[Opening SUPPLIED DATA section]

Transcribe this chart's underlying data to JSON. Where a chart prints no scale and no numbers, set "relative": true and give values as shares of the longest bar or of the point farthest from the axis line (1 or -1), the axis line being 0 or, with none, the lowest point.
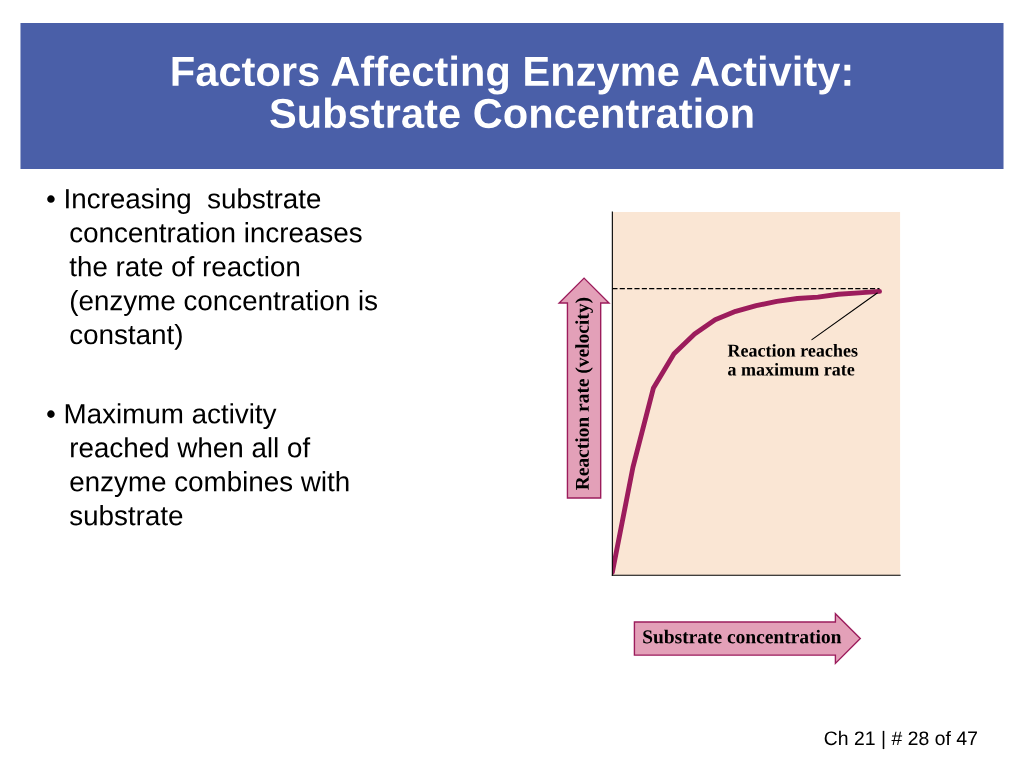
{
  "chart_data": {
    "type": "line",
    "title": "Factors Affecting Enzyme Activity:\nSubstrate Concentration",
    "xlabel": "Substrate concentration",
    "ylabel": "Reaction rate (velocity)",
    "relative": true,
    "categories": [
      null,
      null,
      null,
      null,
      null,
      null,
      null,
      null,
      null,
      null,
      null,
      null,
      null,
      null
    ],
    "series": [
      {
        "color": "#9c1c5c",
        "values": [
          0.01,
          0.38,
          0.66,
          0.78,
          0.85,
          0.9,
          0.93,
          0.95,
          0.965,
          0.975,
          0.98,
          0.99,
          0.995,
          1.0
        ]
      }
    ],
    "ref_lines": [
      {
        "axis": "y",
        "value": 1.01,
        "line_style": "dashed",
        "color": "#000000"
      }
    ],
    "marker": "none",
    "line_style": "solid",
    "annotations": [
      "• Increasing  substrate\n   concentration increases\n   the rate of reaction\n   (enzyme concentration is\n   constant)",
      "• Maximum activity\n   reached when all of\n   enzyme combines with\n   substrate",
      "Reaction reaches\na maximum rate",
      "Ch 21 | # 28 of 47"
    ]
  }
}
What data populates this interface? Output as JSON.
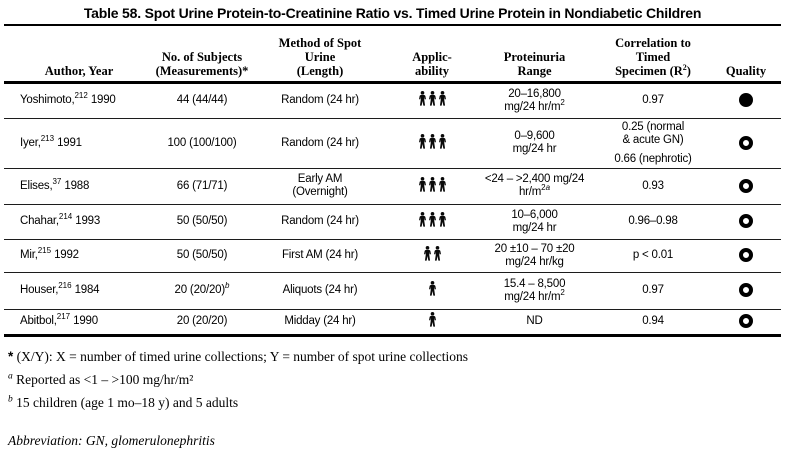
{
  "title": "Table 58. Spot Urine Protein-to-Creatinine Ratio vs. Timed Urine Protein in Nondiabetic Children",
  "table": {
    "columns": [
      {
        "id": "author",
        "label_lines": [
          [
            {
              "t": "Author, Year"
            }
          ]
        ]
      },
      {
        "id": "subjects",
        "label_lines": [
          [
            {
              "t": "No. of Subjects"
            }
          ],
          [
            {
              "t": "(Measurements)*"
            }
          ]
        ]
      },
      {
        "id": "method",
        "label_lines": [
          [
            {
              "t": "Method of Spot"
            }
          ],
          [
            {
              "t": "Urine"
            }
          ],
          [
            {
              "t": "(Length)"
            }
          ]
        ]
      },
      {
        "id": "applicability",
        "label_lines": [
          [
            {
              "t": "Applic-"
            }
          ],
          [
            {
              "t": "ability"
            }
          ]
        ]
      },
      {
        "id": "range",
        "label_lines": [
          [
            {
              "t": "Proteinuria"
            }
          ],
          [
            {
              "t": "Range"
            }
          ]
        ]
      },
      {
        "id": "correlation",
        "label_lines": [
          [
            {
              "t": "Correlation to"
            }
          ],
          [
            {
              "t": "Timed"
            }
          ],
          [
            {
              "t": "Specimen (R"
            },
            {
              "t": "2",
              "sup": true
            },
            {
              "t": ")"
            }
          ]
        ]
      },
      {
        "id": "quality",
        "label_lines": [
          [
            {
              "t": "Quality"
            }
          ]
        ]
      }
    ],
    "rows": [
      {
        "author": [
          [
            {
              "t": "Yoshimoto,"
            },
            {
              "t": "212",
              "sup": true
            },
            {
              "t": " 1990"
            }
          ]
        ],
        "subjects": [
          [
            {
              "t": "44 (44/44)"
            }
          ]
        ],
        "method": [
          [
            {
              "t": "Random (24 hr)"
            }
          ]
        ],
        "applicability": 3,
        "range": [
          [
            {
              "t": "20–16,800"
            }
          ],
          [
            {
              "t": "mg/24 hr/m"
            },
            {
              "t": "2",
              "sup": true
            }
          ]
        ],
        "correlation": [
          [
            {
              "t": "0.97"
            }
          ]
        ],
        "quality": "filled"
      },
      {
        "author": [
          [
            {
              "t": "Iyer,"
            },
            {
              "t": "213",
              "sup": true
            },
            {
              "t": " 1991"
            }
          ]
        ],
        "subjects": [
          [
            {
              "t": "100 (100/100)"
            }
          ]
        ],
        "method": [
          [
            {
              "t": "Random (24 hr)"
            }
          ]
        ],
        "applicability": 3,
        "range": [
          [
            {
              "t": "0–9,600"
            }
          ],
          [
            {
              "t": "mg/24 hr"
            }
          ]
        ],
        "correlation": [
          [
            {
              "t": "0.25 (normal"
            }
          ],
          [
            {
              "t": "& acute GN)"
            }
          ],
          [],
          [
            {
              "t": "0.66 (nephrotic)"
            }
          ]
        ],
        "quality": "open"
      },
      {
        "author": [
          [
            {
              "t": "Elises,"
            },
            {
              "t": "37",
              "sup": true
            },
            {
              "t": " 1988"
            }
          ]
        ],
        "subjects": [
          [
            {
              "t": "66 (71/71)"
            }
          ]
        ],
        "method": [
          [
            {
              "t": "Early AM"
            }
          ],
          [
            {
              "t": "(Overnight)"
            }
          ]
        ],
        "applicability": 3,
        "range": [
          [
            {
              "t": "<24 – >2,400 mg/24"
            }
          ],
          [
            {
              "t": "hr/m"
            },
            {
              "t": "2",
              "sup": true
            },
            {
              "t": "a",
              "sup": true,
              "i": true
            }
          ]
        ],
        "correlation": [
          [
            {
              "t": "0.93"
            }
          ]
        ],
        "quality": "open"
      },
      {
        "author": [
          [
            {
              "t": "Chahar,"
            },
            {
              "t": "214",
              "sup": true
            },
            {
              "t": " 1993"
            }
          ]
        ],
        "subjects": [
          [
            {
              "t": "50 (50/50)"
            }
          ]
        ],
        "method": [
          [
            {
              "t": "Random (24 hr)"
            }
          ]
        ],
        "applicability": 3,
        "range": [
          [
            {
              "t": "10–6,000"
            }
          ],
          [
            {
              "t": "mg/24 hr"
            }
          ]
        ],
        "correlation": [
          [
            {
              "t": "0.96–0.98"
            }
          ]
        ],
        "quality": "open"
      },
      {
        "author": [
          [
            {
              "t": "Mir,"
            },
            {
              "t": "215",
              "sup": true
            },
            {
              "t": " 1992"
            }
          ]
        ],
        "subjects": [
          [
            {
              "t": "50 (50/50)"
            }
          ]
        ],
        "method": [
          [
            {
              "t": "First AM (24 hr)"
            }
          ]
        ],
        "applicability": 2,
        "range": [
          [
            {
              "t": "20 ±10 – 70 ±20"
            }
          ],
          [
            {
              "t": "mg/24 hr/kg"
            }
          ]
        ],
        "correlation": [
          [
            {
              "t": "p < 0.01"
            }
          ]
        ],
        "quality": "open"
      },
      {
        "author": [
          [
            {
              "t": "Houser,"
            },
            {
              "t": "216",
              "sup": true
            },
            {
              "t": " 1984"
            }
          ]
        ],
        "subjects": [
          [
            {
              "t": "20 (20/20)"
            },
            {
              "t": "b",
              "sup": true,
              "i": true
            }
          ]
        ],
        "method": [
          [
            {
              "t": "Aliquots (24 hr)"
            }
          ]
        ],
        "applicability": 1,
        "range": [
          [
            {
              "t": "15.4 – 8,500"
            }
          ],
          [
            {
              "t": "mg/24 hr/m"
            },
            {
              "t": "2",
              "sup": true
            }
          ]
        ],
        "correlation": [
          [
            {
              "t": "0.97"
            }
          ]
        ],
        "quality": "open"
      },
      {
        "author": [
          [
            {
              "t": "Abitbol,"
            },
            {
              "t": "217",
              "sup": true
            },
            {
              "t": " 1990"
            }
          ]
        ],
        "subjects": [
          [
            {
              "t": "20 (20/20)"
            }
          ]
        ],
        "method": [
          [
            {
              "t": "Midday (24 hr)"
            }
          ]
        ],
        "applicability": 1,
        "range": [
          [
            {
              "t": "ND"
            }
          ]
        ],
        "correlation": [
          [
            {
              "t": "0.94"
            }
          ]
        ],
        "quality": "open"
      }
    ],
    "quality_legend": {
      "filled": "filled-circle",
      "open": "open-circle"
    }
  },
  "footnotes": [
    {
      "marker": "*",
      "marker_style": "bold",
      "text": "(X/Y): X = number of timed urine collections; Y = number of spot urine collections"
    },
    {
      "marker": "a",
      "marker_style": "sup-italic",
      "text": "Reported as <1 – >100 mg/hr/m²"
    },
    {
      "marker": "b",
      "marker_style": "sup-italic",
      "text": "15 children (age 1 mo–18 y) and 5 adults"
    },
    {
      "marker": "",
      "marker_style": "none",
      "style": "italic",
      "text": "Abbreviation: GN, glomerulonephritis"
    }
  ]
}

[Closing SUPPLIED DATA section]

- _WHAT YOU SHOULD DO_: Search the material above for the word "none", then copy each line that holds it.

- _SOLUTION_:
Transcribe this chart's underlying data to JSON. Where a chart prints no scale and no numbers, set "relative": true and give values as shares of the longest bar or of the point farthest from the axis line (1 or -1), the axis line being 0 or, with none, the lowest point.
    "marker": "none",
      "marker_style": "none",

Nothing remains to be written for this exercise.